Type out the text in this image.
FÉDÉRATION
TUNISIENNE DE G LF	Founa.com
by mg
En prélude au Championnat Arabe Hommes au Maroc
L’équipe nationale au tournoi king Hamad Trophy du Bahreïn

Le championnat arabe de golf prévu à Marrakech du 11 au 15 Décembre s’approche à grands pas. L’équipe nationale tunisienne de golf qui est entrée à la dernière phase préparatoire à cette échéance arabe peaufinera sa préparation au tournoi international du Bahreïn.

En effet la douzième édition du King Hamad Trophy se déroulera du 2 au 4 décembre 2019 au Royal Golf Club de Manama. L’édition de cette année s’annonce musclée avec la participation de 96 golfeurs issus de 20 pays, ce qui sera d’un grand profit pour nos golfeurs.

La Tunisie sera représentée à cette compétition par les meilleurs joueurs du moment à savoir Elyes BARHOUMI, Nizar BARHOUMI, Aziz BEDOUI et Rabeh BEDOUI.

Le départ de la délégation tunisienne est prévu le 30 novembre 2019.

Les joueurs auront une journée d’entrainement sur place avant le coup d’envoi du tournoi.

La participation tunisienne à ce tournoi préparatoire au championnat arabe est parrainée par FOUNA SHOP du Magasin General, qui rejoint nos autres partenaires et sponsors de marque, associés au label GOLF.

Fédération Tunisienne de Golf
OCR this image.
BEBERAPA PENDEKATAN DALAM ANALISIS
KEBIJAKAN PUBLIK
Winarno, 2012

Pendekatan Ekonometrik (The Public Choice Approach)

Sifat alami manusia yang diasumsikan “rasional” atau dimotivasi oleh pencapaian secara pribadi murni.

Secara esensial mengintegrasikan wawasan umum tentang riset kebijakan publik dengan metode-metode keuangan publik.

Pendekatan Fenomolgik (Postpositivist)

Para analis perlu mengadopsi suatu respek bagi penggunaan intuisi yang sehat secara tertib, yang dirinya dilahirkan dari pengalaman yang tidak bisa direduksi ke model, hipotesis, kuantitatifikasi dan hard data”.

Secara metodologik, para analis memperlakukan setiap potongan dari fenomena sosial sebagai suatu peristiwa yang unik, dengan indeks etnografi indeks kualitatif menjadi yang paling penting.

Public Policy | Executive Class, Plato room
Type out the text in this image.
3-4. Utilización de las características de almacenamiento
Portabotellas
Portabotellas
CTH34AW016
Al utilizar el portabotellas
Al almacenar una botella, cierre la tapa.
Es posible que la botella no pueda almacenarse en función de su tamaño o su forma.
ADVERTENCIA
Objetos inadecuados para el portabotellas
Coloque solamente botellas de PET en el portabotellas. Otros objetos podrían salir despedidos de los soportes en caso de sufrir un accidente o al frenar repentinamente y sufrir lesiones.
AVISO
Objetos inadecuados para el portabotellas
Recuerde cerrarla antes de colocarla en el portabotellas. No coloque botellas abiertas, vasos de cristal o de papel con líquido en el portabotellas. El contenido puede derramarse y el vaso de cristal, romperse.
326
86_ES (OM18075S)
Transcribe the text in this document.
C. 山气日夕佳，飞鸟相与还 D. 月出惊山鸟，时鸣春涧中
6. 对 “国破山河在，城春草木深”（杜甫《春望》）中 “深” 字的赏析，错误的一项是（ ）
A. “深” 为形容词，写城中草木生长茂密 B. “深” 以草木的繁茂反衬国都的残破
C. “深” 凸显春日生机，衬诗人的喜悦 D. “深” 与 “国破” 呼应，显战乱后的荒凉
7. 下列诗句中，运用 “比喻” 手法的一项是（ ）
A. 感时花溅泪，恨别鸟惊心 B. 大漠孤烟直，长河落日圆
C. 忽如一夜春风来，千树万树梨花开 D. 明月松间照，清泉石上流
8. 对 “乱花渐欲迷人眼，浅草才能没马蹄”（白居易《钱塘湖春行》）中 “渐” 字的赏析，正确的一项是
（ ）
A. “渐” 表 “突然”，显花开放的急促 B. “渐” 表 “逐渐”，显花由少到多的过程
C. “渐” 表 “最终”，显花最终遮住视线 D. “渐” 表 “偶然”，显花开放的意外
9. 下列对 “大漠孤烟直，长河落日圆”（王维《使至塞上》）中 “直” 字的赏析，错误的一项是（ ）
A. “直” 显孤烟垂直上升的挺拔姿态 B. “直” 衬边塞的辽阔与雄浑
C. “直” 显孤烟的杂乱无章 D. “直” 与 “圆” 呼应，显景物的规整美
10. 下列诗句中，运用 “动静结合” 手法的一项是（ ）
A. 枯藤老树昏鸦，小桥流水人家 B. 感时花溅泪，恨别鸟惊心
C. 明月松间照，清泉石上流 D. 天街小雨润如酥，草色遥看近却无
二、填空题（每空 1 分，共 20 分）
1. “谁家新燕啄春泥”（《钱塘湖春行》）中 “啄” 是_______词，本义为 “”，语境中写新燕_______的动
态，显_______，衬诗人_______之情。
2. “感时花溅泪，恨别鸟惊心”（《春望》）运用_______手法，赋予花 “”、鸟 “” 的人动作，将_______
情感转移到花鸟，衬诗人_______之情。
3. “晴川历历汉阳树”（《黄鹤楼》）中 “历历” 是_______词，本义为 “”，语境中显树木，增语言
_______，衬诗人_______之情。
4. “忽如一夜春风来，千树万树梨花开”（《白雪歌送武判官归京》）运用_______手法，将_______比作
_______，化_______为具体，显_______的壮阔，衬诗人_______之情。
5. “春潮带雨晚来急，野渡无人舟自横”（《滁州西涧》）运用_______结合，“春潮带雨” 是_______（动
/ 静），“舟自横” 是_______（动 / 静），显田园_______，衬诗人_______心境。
# # # #
**Written instruction**. Transcribe the records above exactly, but only from the line that contains "Transcribe the text in this document." through their final line, inclusive.

**Finished exercise**.
Transcribe the text in this document.
C. 山气日夕佳，飞鸟相与还 D. 月出惊山鸟，时鸣春涧中
6. 对 “国破山河在，城春草木深”（杜甫《春望》）中 “深” 字的赏析，错误的一项是（ ）
A. “深” 为形容词，写城中草木生长茂密 B. “深” 以草木的繁茂反衬国都的残破
C. “深” 凸显春日生机，衬诗人的喜悦 D. “深” 与 “国破” 呼应，显战乱后的荒凉
7. 下列诗句中，运用 “比喻” 手法的一项是（ ）
A. 感时花溅泪，恨别鸟惊心 B. 大漠孤烟直，长河落日圆
C. 忽如一夜春风来，千树万树梨花开 D. 明月松间照，清泉石上流
8. 对 “乱花渐欲迷人眼，浅草才能没马蹄”（白居易《钱塘湖春行》）中 “渐” 字的赏析，正确的一项是
（ ）
A. “渐” 表 “突然”，显花开放的急促 B. “渐” 表 “逐渐”，显花由少到多的过程
C. “渐” 表 “最终”，显花最终遮住视线 D. “渐” 表 “偶然”，显花开放的意外
9. 下列对 “大漠孤烟直，长河落日圆”（王维《使至塞上》）中 “直” 字的赏析，错误的一项是（ ）
A. “直” 显孤烟垂直上升的挺拔姿态 B. “直” 衬边塞的辽阔与雄浑
C. “直” 显孤烟的杂乱无章 D. “直” 与 “圆” 呼应，显景物的规整美
10. 下列诗句中，运用 “动静结合” 手法的一项是（ ）
A. 枯藤老树昏鸦，小桥流水人家 B. 感时花溅泪，恨别鸟惊心
C. 明月松间照，清泉石上流 D. 天街小雨润如酥，草色遥看近却无
二、填空题（每空 1 分，共 20 分）
1. “谁家新燕啄春泥”（《钱塘湖春行》）中 “啄” 是_______词，本义为 “”，语境中写新燕_______的动
态，显_______，衬诗人_______之情。
2. “感时花溅泪，恨别鸟惊心”（《春望》）运用_______手法，赋予花 “”、鸟 “” 的人动作，将_______
情感转移到花鸟，衬诗人_______之情。
3. “晴川历历汉阳树”（《黄鹤楼》）中 “历历” 是_______词，本义为 “”，语境中显树木，增语言
_______，衬诗人_______之情。
4. “忽如一夜春风来，千树万树梨花开”（《白雪歌送武判官归京》）运用_______手法，将_______比作
_______，化_______为具体，显_______的壮阔，衬诗人_______之情。
5. “春潮带雨晚来急，野渡无人舟自横”（《滁州西涧》）运用_______结合，“春潮带雨” 是_______（动
/ 静），“舟自横” 是_______（动 / 静），显田园_______，衬诗人_______心境。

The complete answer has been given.